**Problem statement:** Would you transcribe the whole listing exactly, minus its pictures?

**Material for the task:**
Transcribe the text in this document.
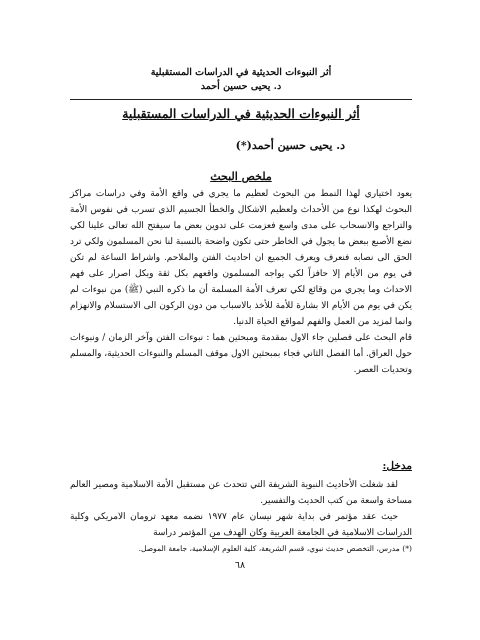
أثر النبوءات الحديثية في الدراسات المستقبلية
د. يحيى حسين أحمد
أثر النبوءات الحديثية في الدراسات المستقبلية
د. يحيى حسين أحمد(*)
ملخص البحث

يعود اختياري لهذا النمط من البحوث لعظيم ما يجري في واقع الأمة وفي دراسات مراكز البحوث لهكذا نوع من الأحداث ولعظيم الاشكال والخطأ الجسيم الذي تسرب في نفوس الأمة والتراجع والانسحاب على مدى واسع فعزمت على تدوين بعض ما سيفتح الله تعالى علينا لكي نضع الأصبع ببعض ما يجول في الخاطر حتى تكون واضحة بالنسبة لنا نحن المسلمون ولكي ترد الحق الى نصابه فنعرف ويعرف الجميع ان احاديث الفتن والملاحم. واشراط الساعة لم تكن في يوم من الأيام إلا حافزاً لكي يواجه المسلمون واقعهم بكل ثقة وبكل اصرار على فهم الاحداث وما يجري من وقائع لكي تعرف الأمة المسلمة أن ما ذكره النبي (ﷺ) من نبوءات لم يكن في يوم من الأيام الا بشارة للأمة للأخذ بالاسباب من دون الركون الى الاستسلام والانهزام وانما لمزيد من العمل والفهم لمواقع الحياة الدنيا.

قام البحث على فصلين جاء الاول بمقدمة ومبحثين هما : نبوءات الفتن وآخر الزمان / ونبوءات حول العراق. أما الفصل الثاني فجاء بمبحثين الاول موقف المسلم والنبوءات الحديثية، والمسلم وتحديات العصر.

مدخل:

لقد شغلت الأحاديث النبوية الشريفة التي تتحدث عن مستقبل الأمة الاسلامية ومصير العالم مساحة واسعة من كتب الحديث والتفسير.

حيث عقد مؤتمر في بداية شهر نيسان عام ١٩٧٧ نضمه معهد ترومان الامريكي وكلية الدراسات الاسلامية في الجامعة العربية وكان الهدف من المؤتمر دراسة

(*) مدرس، التخصص حديث نبوي، قسم الشريعة، كلية العلوم الإسلامية، جامعة الموصل.
٦٨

**Exercise answer:**
Transcribe the text in this document.
أثر النبوءات الحديثية في الدراسات المستقبلية
د. يحيى حسين أحمد
أثر النبوءات الحديثية في الدراسات المستقبلية
د. يحيى حسين أحمد(*)
ملخص البحث

يعود اختياري لهذا النمط من البحوث لعظيم ما يجري في واقع الأمة وفي دراسات مراكز البحوث لهكذا نوع من الأحداث ولعظيم الاشكال والخطأ الجسيم الذي تسرب في نفوس الأمة والتراجع والانسحاب على مدى واسع فعزمت على تدوين بعض ما سيفتح الله تعالى علينا لكي نضع الأصبع ببعض ما يجول في الخاطر حتى تكون واضحة بالنسبة لنا نحن المسلمون ولكي ترد الحق الى نصابه فنعرف ويعرف الجميع ان احاديث الفتن والملاحم. واشراط الساعة لم تكن في يوم من الأيام إلا حافزاً لكي يواجه المسلمون واقعهم بكل ثقة وبكل اصرار على فهم الاحداث وما يجري من وقائع لكي تعرف الأمة المسلمة أن ما ذكره النبي (ﷺ) من نبوءات لم يكن في يوم من الأيام الا بشارة للأمة للأخذ بالاسباب من دون الركون الى الاستسلام والانهزام وانما لمزيد من العمل والفهم لمواقع الحياة الدنيا.

قام البحث على فصلين جاء الاول بمقدمة ومبحثين هما : نبوءات الفتن وآخر الزمان / ونبوءات حول العراق. أما الفصل الثاني فجاء بمبحثين الاول موقف المسلم والنبوءات الحديثية، والمسلم وتحديات العصر.

مدخل:

لقد شغلت الأحاديث النبوية الشريفة التي تتحدث عن مستقبل الأمة الاسلامية ومصير العالم مساحة واسعة من كتب الحديث والتفسير.

حيث عقد مؤتمر في بداية شهر نيسان عام ١٩٧٧ نضمه معهد ترومان الامريكي وكلية الدراسات الاسلامية في الجامعة العربية وكان الهدف من المؤتمر دراسة

(*) مدرس، التخصص حديث نبوي، قسم الشريعة، كلية العلوم الإسلامية، جامعة الموصل.
٦٨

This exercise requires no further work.